Along those lines, Nancy Foster, senior associate director of health policy for the American Hospital Association in Chicago, would like to see the Patient Safety and Quality Improvement Act of 2003 become law. The bill, which has passed both houses of Congress, would, among other things, enable hospitals to share data garnered from peer review. "Not clinician names," Foster points out, "but information on occurrences so that we can learn from each other."

The measure would require shielding the peer review process from discovery in civil proceedings—something federal and state courts have long endorsed. "Otherwise peer review would be the inexpensive gathering of evidence for a lawsuit," says James Hilliard, a healthcare attorney in Walpole, MA. "The plaintiffs would just sit back, let the peer reviewers do their thing, then discover what peer review has done and they'd have their case."

That shield has begun to crack, however. In November the Florida electorate endorsed a constitutional amendment—touted as a patient-safety measure—that would eliminate confidentiality from the peer review process. In response, the AMA, at its interim House of Delegates meeting in December voted to seek federal legislation to prohibit discovery of records, information, and documents obtained during the course of professional peer review proceedings.

The AMA also has taken steps toward adopting a set of peer review principles based on the Massachusetts Medical Society's Model Principles for Incident-Based Peer Review. This is one of the few sets of guidelines, according to Hilliard, that stresses remediation over punishment and aims to limit the likelihood that hospital insiders or a physician's competitors will co-opt the process.

Among the model principles:

  • Triggers that initiate a peer review within a healthcare facility should be valid, transparent, and available to all member physicians and uniformly applied to all cases and physicians.
  • Summary suspension or restriction of clinical privileges may only be used to prevent "imminent danger to the health of any individual."
  • A peer review committee, engaged in a formal peer review or disciplinary proceeding, may not include the subject physician's direct economic competitors and should include a fair representation of specialists/subspecialists from the physician's specialty/subspecialty whenever feasible.
  • Membership on the peer review committee must be open to all physicians on the medical staff.

_ _ _

## TASKS TO CARRY OUT:
a - From the passage on hospital peer review, quote the words between "Among the model" and "cases and physicians.", inclusive.
b - Answer these questions using the passage on hospital peer review:
(i) Who is the senior associate director of health policy for the American Hospital Association?
(ii) In what town is healthcare attorney James Hilliard based?
(iii) In what month did the Florida electorate endorse the constitutional amendment on peer review confidentiality?
c - Write what comes next in the passage on hospital peer review, starting after its final bullet point.

## Bounding box prediction data:
_ _ _

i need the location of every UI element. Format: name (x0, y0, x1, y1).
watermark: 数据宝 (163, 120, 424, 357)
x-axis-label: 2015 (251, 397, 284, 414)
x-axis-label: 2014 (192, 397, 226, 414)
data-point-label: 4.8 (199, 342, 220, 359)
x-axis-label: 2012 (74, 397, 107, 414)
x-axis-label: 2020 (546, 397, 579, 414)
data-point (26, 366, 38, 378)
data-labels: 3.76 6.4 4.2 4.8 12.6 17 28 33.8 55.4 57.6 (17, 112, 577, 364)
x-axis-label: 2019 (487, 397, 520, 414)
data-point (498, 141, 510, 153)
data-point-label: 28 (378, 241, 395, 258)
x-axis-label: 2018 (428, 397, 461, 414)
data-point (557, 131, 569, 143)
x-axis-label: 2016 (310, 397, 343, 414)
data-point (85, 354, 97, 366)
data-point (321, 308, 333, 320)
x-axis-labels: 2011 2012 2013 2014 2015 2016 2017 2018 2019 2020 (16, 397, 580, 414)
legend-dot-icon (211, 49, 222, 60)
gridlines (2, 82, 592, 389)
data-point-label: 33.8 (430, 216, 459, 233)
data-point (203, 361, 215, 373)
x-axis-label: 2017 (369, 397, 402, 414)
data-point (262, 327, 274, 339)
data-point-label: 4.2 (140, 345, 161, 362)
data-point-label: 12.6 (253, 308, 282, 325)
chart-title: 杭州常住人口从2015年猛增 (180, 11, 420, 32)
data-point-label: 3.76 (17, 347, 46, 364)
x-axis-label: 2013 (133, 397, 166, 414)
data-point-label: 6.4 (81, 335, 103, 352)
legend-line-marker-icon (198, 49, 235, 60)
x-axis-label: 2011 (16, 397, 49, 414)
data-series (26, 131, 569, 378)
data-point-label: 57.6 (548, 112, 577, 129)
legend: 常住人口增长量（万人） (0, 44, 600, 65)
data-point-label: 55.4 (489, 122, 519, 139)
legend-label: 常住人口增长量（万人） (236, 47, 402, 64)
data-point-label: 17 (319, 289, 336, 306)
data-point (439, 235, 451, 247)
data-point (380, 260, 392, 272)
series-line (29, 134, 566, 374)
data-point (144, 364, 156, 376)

_ _ _

## ANSWERS TO THE PROBLEMS:
a -
Among the model principles:

  • Triggers that initiate a peer review within a healthcare facility should be valid, transparent, and available to all member physicians and uniformly applied to all cases and physicians.

b -
(i) Nancy Foster
(ii) Walpole, MA
(iii) November

c -
  • Whenever a peer review committee adequately representing the subject physician's specialty/subspecialty can't effectively be constituted by physicians from within the institution (excluding direct economic competitors), qualified external consultants or an external peer review panel through another appropriate institution should be appointed.
  • Any conclusion reached or action recommended or taken should be based upon the information presented to the peer review committee and made available to the subject physician. Indefensible and vague accusations, personal bias, and rumor should be given no credence and should be carefully excluded from consideration. Any conclusion reached should be defensible under a "reasonably prudent person" standard.
  • A healthcare facility's conclusion and recommended action should emphasize steps for remediation, as needed, for the subject physician and the system.
  • A process should be available to appeal any disciplinary finding, and the requirements and procedures for all existing appeal mechanisms should be made available to the subject physician.

Orthopedic surgeon S. Jay Jayasankar, who as chairman of the MMS's Committee on Medical Service helped develop the model principles, hopes that the Joint Commission on Accreditation of Healthcare Organizations will adopt them, because the Commission can make a hospital's accreditation dependent on whether it administers peer review fairly.

"The profession and JCAHO must ensure that peer review focuses only on quality improvement," Jayasankar continues. "In the end, it's the patient who is hurt if poor practices aren't corrected and good ones promulgated."